-------- EXTRACTED INFORMATION

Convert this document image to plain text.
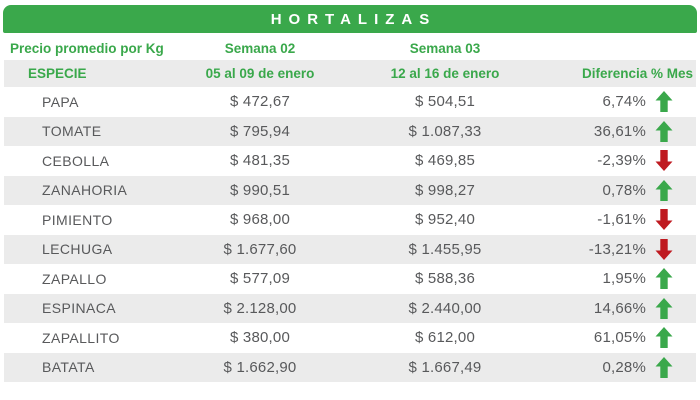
HORTALIZAS
Precio promedio por Kg	Semana 02	Semana 03
ESPECIE	05 al 09 de enero	12 al 16 de enero	Diferencia % Mes
PAPA	$ 472,67	$ 504,51	6,74%
TOMATE	$ 795,94	$ 1.087,33	36,61%
CEBOLLA	$ 481,35	$ 469,85	-2,39%
ZANAHORIA	$ 990,51	$ 998,27	0,78%
PIMIENTO	$ 968,00	$ 952,40	-1,61%
LECHUGA	$ 1.677,60	$ 1.455,95	-13,21%
ZAPALLO	$ 577,09	$ 588,36	1,95%
ESPINACA	$ 2.128,00	$ 2.440,00	14,66%
ZAPALLITO	$ 380,00	$ 612,00	61,05%
BATATA	$ 1.662,90	$ 1.667,49	0,28%
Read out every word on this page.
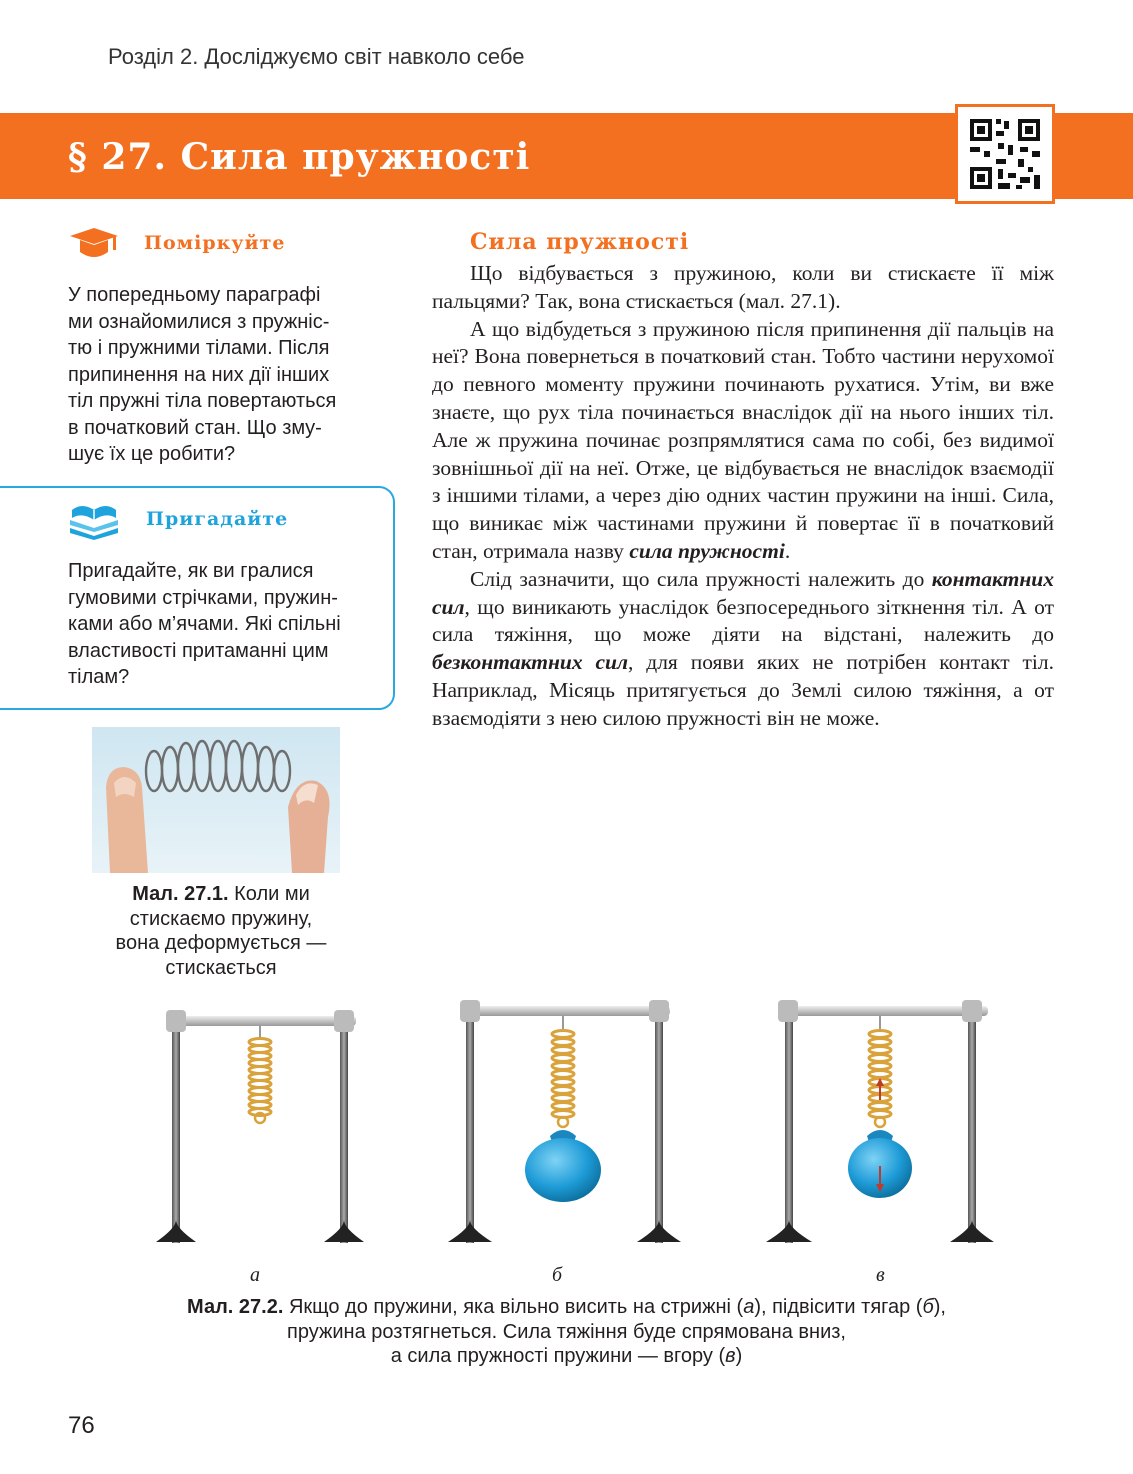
Розділ 2. Досліджуємо світ навколо себе
§ 27. Сила пружності
Поміркуйте
У попередньому параграфі
ми ознайомилися з пружніс-
тю і пружними тілами. Після
припинення на них дії інших
тіл пружні тіла повертаються
в початковий стан. Що змy-
шує їх це робити?
Пригадайте
Пригадайте, як ви гралися
гумовими стрічками, пружин-
ками або м’ячами. Які спільні
властивості притаманні цим
тілам?
Мал. 27.1. Коли ми
стискаємо пружину,
вона деформується —
стискається
Сила пружності

Що відбувається з пружиною, коли ви стискаєте її між пальцями? Так, вона стискається (мал. 27.1).

А що відбудеться з пружиною після припинення дії пальців на неї? Вона повернеться в початковий стан. Тобто частини нерухомої до певного моменту пружини починають рухатися. Утім, ви вже знаєте, що рух тіла починається внаслідок дії на нього інших тіл. Але ж пружина починає розпрямлятися сама по собі, без видимої зовнішньої дії на неї. Отже, це відбувається не внаслідок взаємодії з іншими тілами, а через дію одних частин пружини на інші. Сила, що виникає між частинами пружини й повертає її в початковий стан, отримала назву сила пружності.

Слід зазначити, що сила пружності належить до контактних сил, що виникають унаслідок безпосереднього зіткнення тіл. А от сила тяжіння, що може діяти на відстані, належить до безконтактних сил, для появи яких не потрібен контакт тіл. Наприклад, Місяць притягується до Землі силою тяжіння, а от взаємодіяти з нею силою пружності він не може.

а	б	в
Мал. 27.2. Якщо до пружини, яка вільно висить на стрижні (а), підвісити тягар (б),
пружина розтягнеться. Сила тяжіння буде спрямована вниз,
а сила пружності пружини — вгору (в)
76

----------------

**TASK REQUIREMENTS:** Without the pictures, write out every entry precisely as it appears.

**THE RESPONSE:**
Convert this document image to plain text.
HORTALIZAS
Precio promedio por Kg	Semana 02	Semana 03
ESPECIE	05 al 09 de enero	12 al 16 de enero	Diferencia % Mes
PAPA	$ 472,67	$ 504,51	6,74%
TOMATE	$ 795,94	$ 1.087,33	36,61%
CEBOLLA	$ 481,35	$ 469,85	-2,39%
ZANAHORIA	$ 990,51	$ 998,27	0,78%
PIMIENTO	$ 968,00	$ 952,40	-1,61%
LECHUGA	$ 1.677,60	$ 1.455,95	-13,21%
ZAPALLO	$ 577,09	$ 588,36	1,95%
ESPINACA	$ 2.128,00	$ 2.440,00	14,66%
ZAPALLITO	$ 380,00	$ 612,00	61,05%
BATATA	$ 1.662,90	$ 1.667,49	0,28%
Read out every word on this page.
Розділ 2. Досліджуємо світ навколо себе
§ 27. Сила пружності
Поміркуйте
У попередньому параграфі
ми ознайомилися з пружніс-
тю і пружними тілами. Після
припинення на них дії інших
тіл пружні тіла повертаються
в початковий стан. Що змy-
шує їх це робити?
Пригадайте
Пригадайте, як ви гралися
гумовими стрічками, пружин-
ками або м’ячами. Які спільні
властивості притаманні цим
тілам?
Мал. 27.1. Коли ми
стискаємо пружину,
вона деформується —
стискається
Сила пружності

Що відбувається з пружиною, коли ви стискаєте її між пальцями? Так, вона стискається (мал. 27.1).

А що відбудеться з пружиною після припинення дії пальців на неї? Вона повернеться в початковий стан. Тобто частини нерухомої до певного моменту пружини починають рухатися. Утім, ви вже знаєте, що рух тіла починається внаслідок дії на нього інших тіл. Але ж пружина починає розпрямлятися сама по собі, без видимої зовнішньої дії на неї. Отже, це відбувається не внаслідок взаємодії з іншими тілами, а через дію одних частин пружини на інші. Сила, що виникає між частинами пружини й повертає її в початковий стан, отримала назву сила пружності.

Слід зазначити, що сила пружності належить до контактних сил, що виникають унаслідок безпосереднього зіткнення тіл. А от сила тяжіння, що може діяти на відстані, належить до безконтактних сил, для появи яких не потрібен контакт тіл. Наприклад, Місяць притягується до Землі силою тяжіння, а от взаємодіяти з нею силою пружності він не може.

а	б	в
Мал. 27.2. Якщо до пружини, яка вільно висить на стрижні (а), підвісити тягар (б),
пружина розтягнеться. Сила тяжіння буде спрямована вниз,
а сила пружності пружини — вгору (в)
76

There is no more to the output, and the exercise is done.